■ TASK REQUIREMENTS
Will you write out the data exactly, excluding every picture?

■ LISTING
- - - - -
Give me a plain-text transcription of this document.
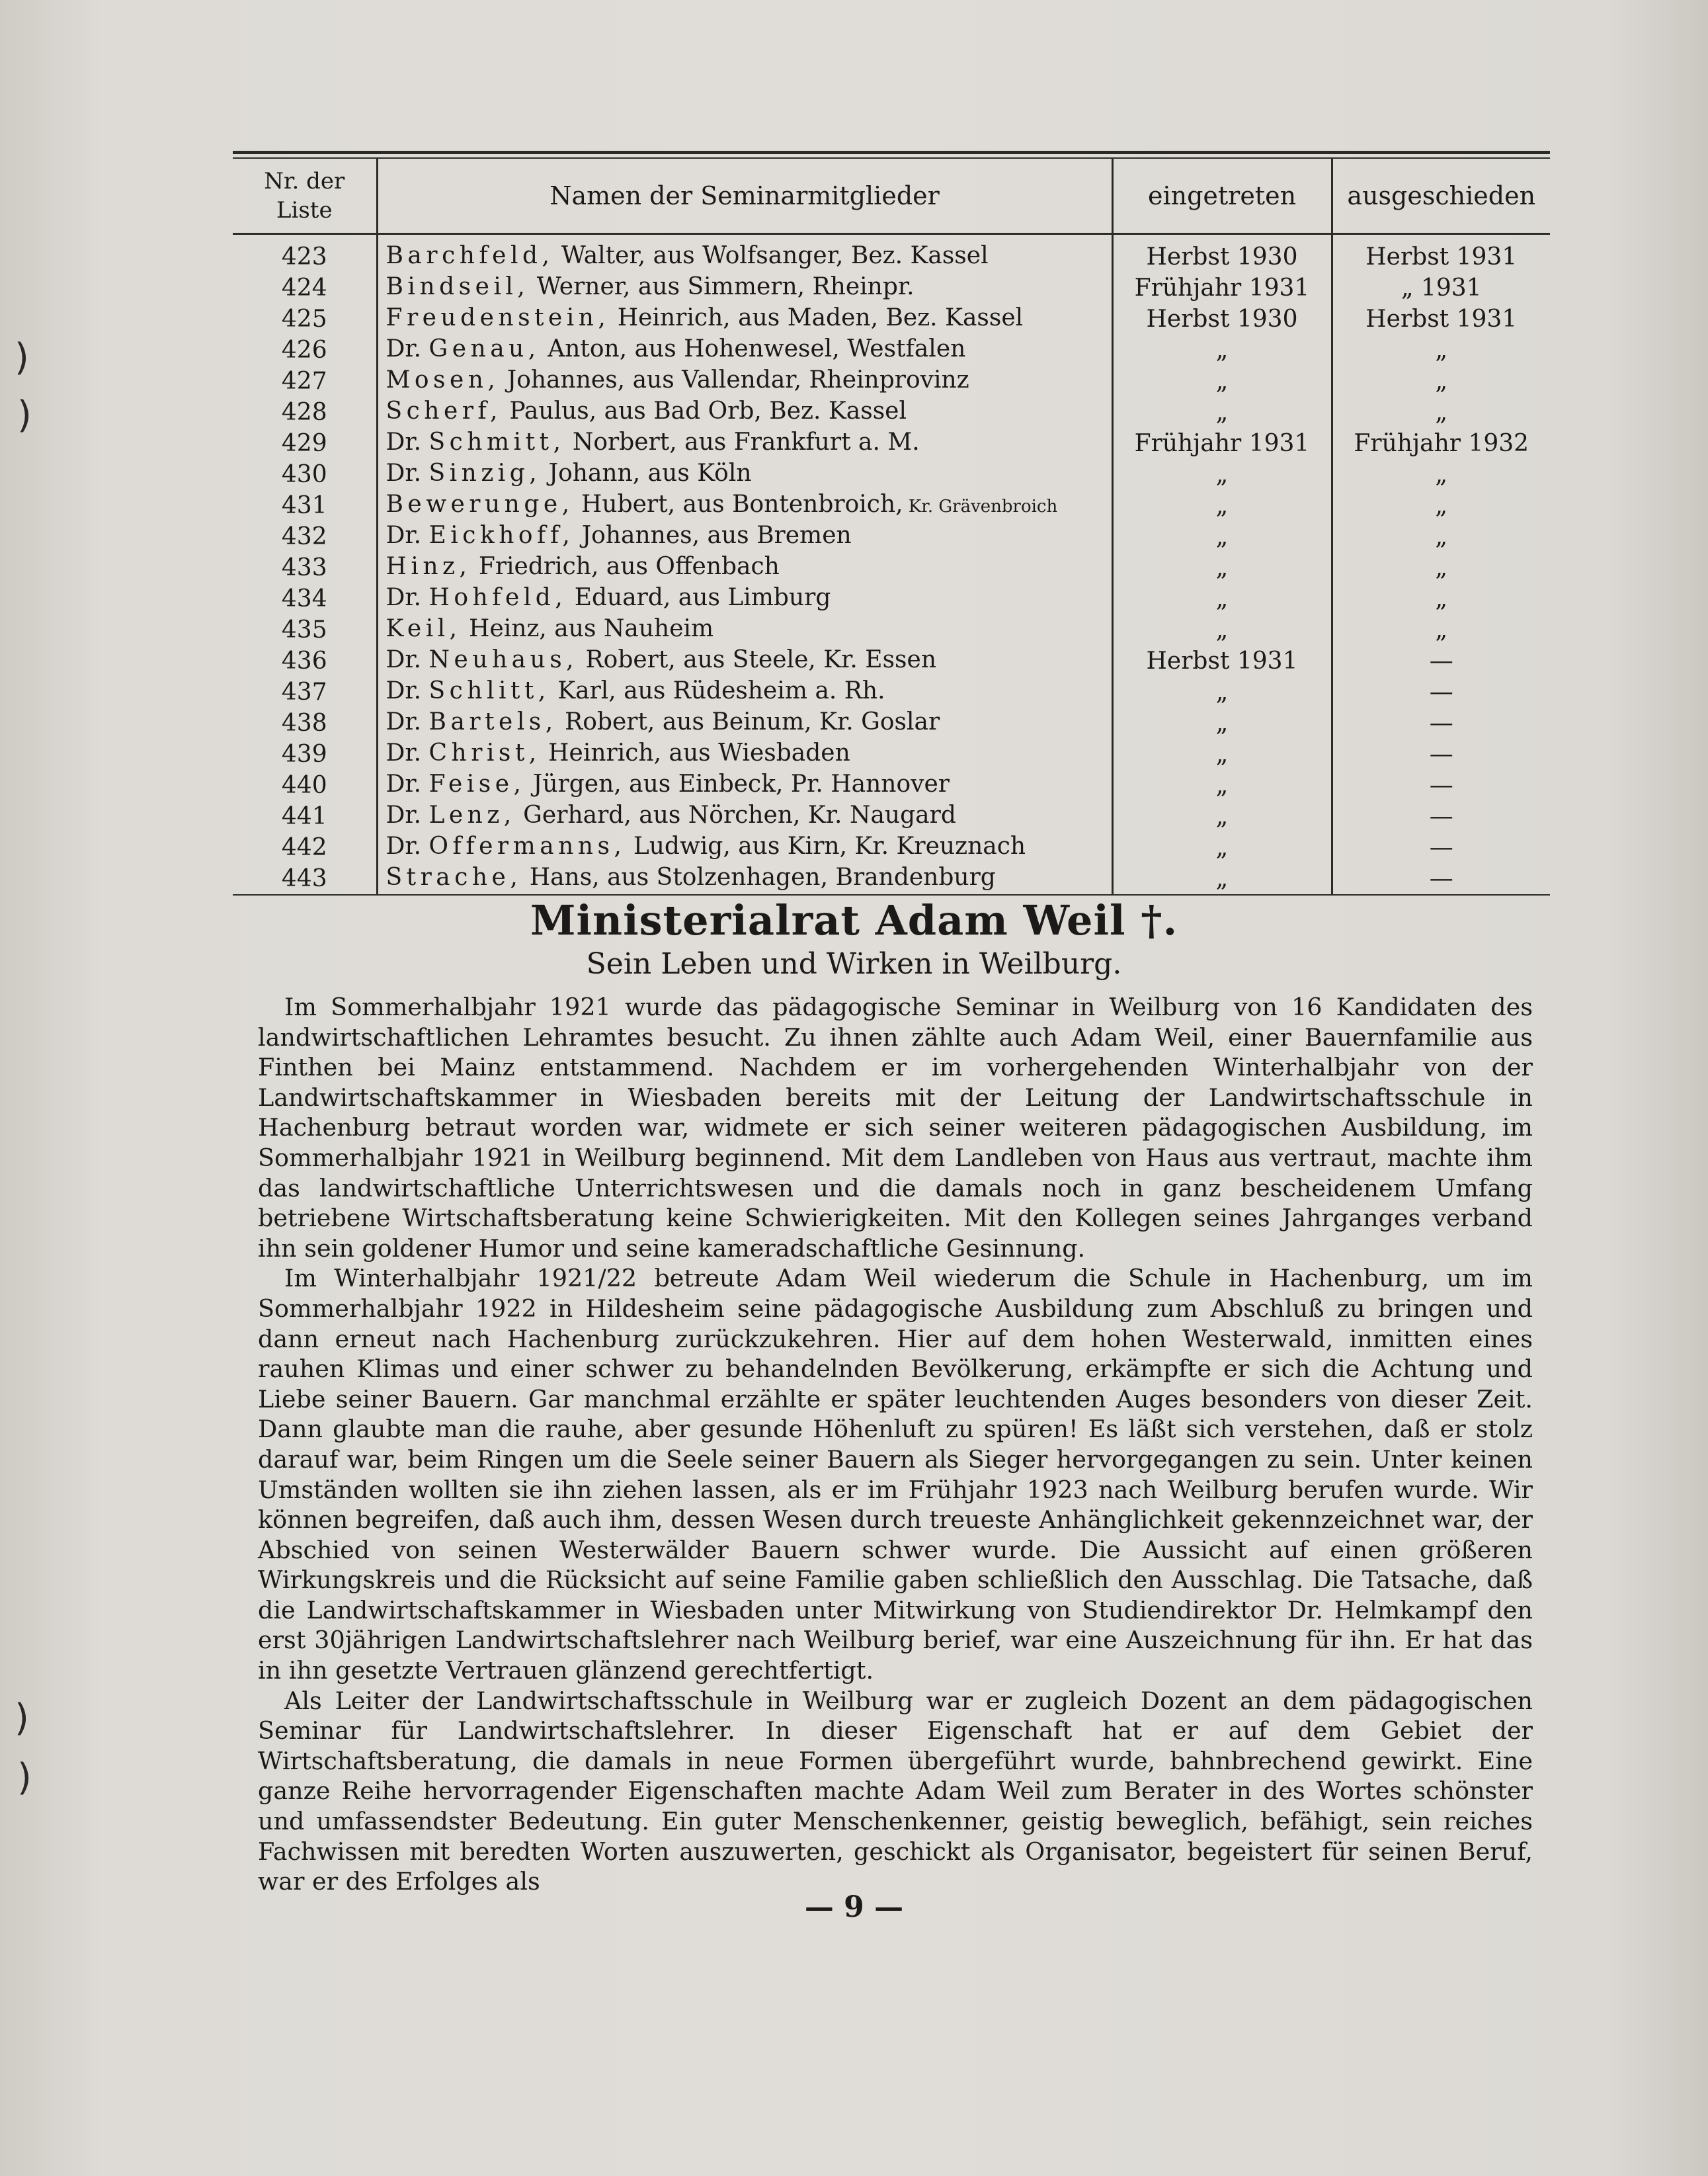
)
)
)
)
Nr. der Liste	Namen der Seminarmitglieder	eingetreten	ausgeschieden
423	Barchfeld, Walter, aus Wolfsanger, Bez. Kassel	Herbst 1930	Herbst 1931
424	Bindseil, Werner, aus Simmern, Rheinpr.	Frühjahr 1931	„ 1931
425	Freudenstein, Heinrich, aus Maden, Bez. Kassel	Herbst 1930	Herbst 1931
426	Dr. Genau, Anton, aus Hohenwesel, Westfalen	„	„
427	Mosen, Johannes, aus Vallendar, Rheinprovinz	„	„
428	Scherf, Paulus, aus Bad Orb, Bez. Kassel	„	„
429	Dr. Schmitt, Norbert, aus Frankfurt a. M.	Frühjahr 1931	Frühjahr 1932
430	Dr. Sinzig, Johann, aus Köln	„	„
431	Bewerunge, Hubert, aus Bontenbroich, Kr. Grävenbroich	„	„
432	Dr. Eickhoff, Johannes, aus Bremen	„	„
433	Hinz, Friedrich, aus Offenbach	„	„
434	Dr. Hohfeld, Eduard, aus Limburg	„	„
435	Keil, Heinz, aus Nauheim	„	„
436	Dr. Neuhaus, Robert, aus Steele, Kr. Essen	Herbst 1931	—
437	Dr. Schlitt, Karl, aus Rüdesheim a. Rh.	„	—
438	Dr. Bartels, Robert, aus Beinum, Kr. Goslar	„	—
439	Dr. Christ, Heinrich, aus Wiesbaden	„	—
440	Dr. Feise, Jürgen, aus Einbeck, Pr. Hannover	„	—
441	Dr. Lenz, Gerhard, aus Nörchen, Kr. Naugard	„	—
442	Dr. Offermanns, Ludwig, aus Kirn, Kr. Kreuznach	„	—
443	Strache, Hans, aus Stolzenhagen, Brandenburg	„	—
Ministerialrat Adam Weil †.
Sein Leben und Wirken in Weilburg.

Im Sommerhalbjahr 1921 wurde das pädagogische Seminar in Weilburg von 16 Kandidaten des landwirtschaftlichen Lehramtes besucht. Zu ihnen zählte auch Adam Weil, einer Bauernfamilie aus Finthen bei Mainz entstammend. Nachdem er im vorhergehenden Winterhalbjahr von der Landwirtschaftskammer in Wiesbaden bereits mit der Leitung der Landwirtschaftsschule in Hachenburg betraut worden war, widmete er sich seiner weiteren pädagogischen Ausbildung, im Sommerhalbjahr 1921 in Weilburg beginnend. Mit dem Landleben von Haus aus vertraut, machte ihm das landwirtschaftliche Unterrichtswesen und die damals noch in ganz bescheidenem Umfang betriebene Wirtschaftsberatung keine Schwierigkeiten. Mit den Kollegen seines Jahrganges verband ihn sein goldener Humor und seine kameradschaftliche Gesinnung.

Im Winterhalbjahr 1921/22 betreute Adam Weil wiederum die Schule in Hachenburg, um im Sommerhalbjahr 1922 in Hildesheim seine pädagogische Ausbildung zum Abschluß zu bringen und dann erneut nach Hachenburg zurückzukehren. Hier auf dem hohen Westerwald, inmitten eines rauhen Klimas und einer schwer zu behandelnden Bevölkerung, erkämpfte er sich die Achtung und Liebe seiner Bauern. Gar manchmal erzählte er später leuchtenden Auges besonders von dieser Zeit. Dann glaubte man die rauhe, aber gesunde Höhenluft zu spüren! Es läßt sich verstehen, daß er stolz darauf war, beim Ringen um die Seele seiner Bauern als Sieger hervorgegangen zu sein. Unter keinen Umständen wollten sie ihn ziehen lassen, als er im Frühjahr 1923 nach Weilburg berufen wurde. Wir können begreifen, daß auch ihm, dessen Wesen durch treueste Anhänglichkeit gekennzeichnet war, der Abschied von seinen Westerwälder Bauern schwer wurde. Die Aussicht auf einen größeren Wirkungskreis und die Rücksicht auf seine Familie gaben schließlich den Ausschlag. Die Tatsache, daß die Landwirtschaftskammer in Wiesbaden unter Mitwirkung von Studiendirektor Dr. Helmkampf den erst 30jährigen Landwirtschaftslehrer nach Weilburg berief, war eine Auszeichnung für ihn. Er hat das in ihn gesetzte Vertrauen glänzend gerechtfertigt.

Als Leiter der Landwirtschaftsschule in Weilburg war er zugleich Dozent an dem pädagogischen Seminar für Landwirtschaftslehrer. In dieser Eigenschaft hat er auf dem Gebiet der Wirtschaftsberatung, die damals in neue Formen übergeführt wurde, bahnbrechend gewirkt. Eine ganze Reihe hervorragender Eigenschaften machte Adam Weil zum Berater in des Wortes schönster und umfassendster Bedeutung. Ein guter Menschenkenner, geistig beweglich, befähigt, sein reiches Fachwissen mit beredten Worten auszuwerten, geschickt als Organisator, begeistert für seinen Beruf, war er des Erfolges als

— 9 —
- - - - -
■ FULL SOLUTION
Give me a plain-text transcription of this document.
)
)
)
)
Nr. der Liste	Namen der Seminarmitglieder	eingetreten	ausgeschieden
423	Barchfeld, Walter, aus Wolfsanger, Bez. Kassel	Herbst 1930	Herbst 1931
424	Bindseil, Werner, aus Simmern, Rheinpr.	Frühjahr 1931	„ 1931
425	Freudenstein, Heinrich, aus Maden, Bez. Kassel	Herbst 1930	Herbst 1931
426	Dr. Genau, Anton, aus Hohenwesel, Westfalen	„	„
427	Mosen, Johannes, aus Vallendar, Rheinprovinz	„	„
428	Scherf, Paulus, aus Bad Orb, Bez. Kassel	„	„
429	Dr. Schmitt, Norbert, aus Frankfurt a. M.	Frühjahr 1931	Frühjahr 1932
430	Dr. Sinzig, Johann, aus Köln	„	„
431	Bewerunge, Hubert, aus Bontenbroich, Kr. Grävenbroich	„	„
432	Dr. Eickhoff, Johannes, aus Bremen	„	„
433	Hinz, Friedrich, aus Offenbach	„	„
434	Dr. Hohfeld, Eduard, aus Limburg	„	„
435	Keil, Heinz, aus Nauheim	„	„
436	Dr. Neuhaus, Robert, aus Steele, Kr. Essen	Herbst 1931	—
437	Dr. Schlitt, Karl, aus Rüdesheim a. Rh.	„	—
438	Dr. Bartels, Robert, aus Beinum, Kr. Goslar	„	—
439	Dr. Christ, Heinrich, aus Wiesbaden	„	—
440	Dr. Feise, Jürgen, aus Einbeck, Pr. Hannover	„	—
441	Dr. Lenz, Gerhard, aus Nörchen, Kr. Naugard	„	—
442	Dr. Offermanns, Ludwig, aus Kirn, Kr. Kreuznach	„	—
443	Strache, Hans, aus Stolzenhagen, Brandenburg	„	—
Ministerialrat Adam Weil †.
Sein Leben und Wirken in Weilburg.

Im Sommerhalbjahr 1921 wurde das pädagogische Seminar in Weilburg von 16 Kandidaten des landwirtschaftlichen Lehramtes besucht. Zu ihnen zählte auch Adam Weil, einer Bauernfamilie aus Finthen bei Mainz entstammend. Nachdem er im vorhergehenden Winterhalbjahr von der Landwirtschaftskammer in Wiesbaden bereits mit der Leitung der Landwirtschaftsschule in Hachenburg betraut worden war, widmete er sich seiner weiteren pädagogischen Ausbildung, im Sommerhalbjahr 1921 in Weilburg beginnend. Mit dem Landleben von Haus aus vertraut, machte ihm das landwirtschaftliche Unterrichtswesen und die damals noch in ganz bescheidenem Umfang betriebene Wirtschaftsberatung keine Schwierigkeiten. Mit den Kollegen seines Jahrganges verband ihn sein goldener Humor und seine kameradschaftliche Gesinnung.

Im Winterhalbjahr 1921/22 betreute Adam Weil wiederum die Schule in Hachenburg, um im Sommerhalbjahr 1922 in Hildesheim seine pädagogische Ausbildung zum Abschluß zu bringen und dann erneut nach Hachenburg zurückzukehren. Hier auf dem hohen Westerwald, inmitten eines rauhen Klimas und einer schwer zu behandelnden Bevölkerung, erkämpfte er sich die Achtung und Liebe seiner Bauern. Gar manchmal erzählte er später leuchtenden Auges besonders von dieser Zeit. Dann glaubte man die rauhe, aber gesunde Höhenluft zu spüren! Es läßt sich verstehen, daß er stolz darauf war, beim Ringen um die Seele seiner Bauern als Sieger hervorgegangen zu sein. Unter keinen Umständen wollten sie ihn ziehen lassen, als er im Frühjahr 1923 nach Weilburg berufen wurde. Wir können begreifen, daß auch ihm, dessen Wesen durch treueste Anhänglichkeit gekennzeichnet war, der Abschied von seinen Westerwälder Bauern schwer wurde. Die Aussicht auf einen größeren Wirkungskreis und die Rücksicht auf seine Familie gaben schließlich den Ausschlag. Die Tatsache, daß die Landwirtschaftskammer in Wiesbaden unter Mitwirkung von Studiendirektor Dr. Helmkampf den erst 30jährigen Landwirtschaftslehrer nach Weilburg berief, war eine Auszeichnung für ihn. Er hat das in ihn gesetzte Vertrauen glänzend gerechtfertigt.

Als Leiter der Landwirtschaftsschule in Weilburg war er zugleich Dozent an dem pädagogischen Seminar für Landwirtschaftslehrer. In dieser Eigenschaft hat er auf dem Gebiet der Wirtschaftsberatung, die damals in neue Formen übergeführt wurde, bahnbrechend gewirkt. Eine ganze Reihe hervorragender Eigenschaften machte Adam Weil zum Berater in des Wortes schönster und umfassendster Bedeutung. Ein guter Menschenkenner, geistig beweglich, befähigt, sein reiches Fachwissen mit beredten Worten auszuwerten, geschickt als Organisator, begeistert für seinen Beruf, war er des Erfolges als

— 9 —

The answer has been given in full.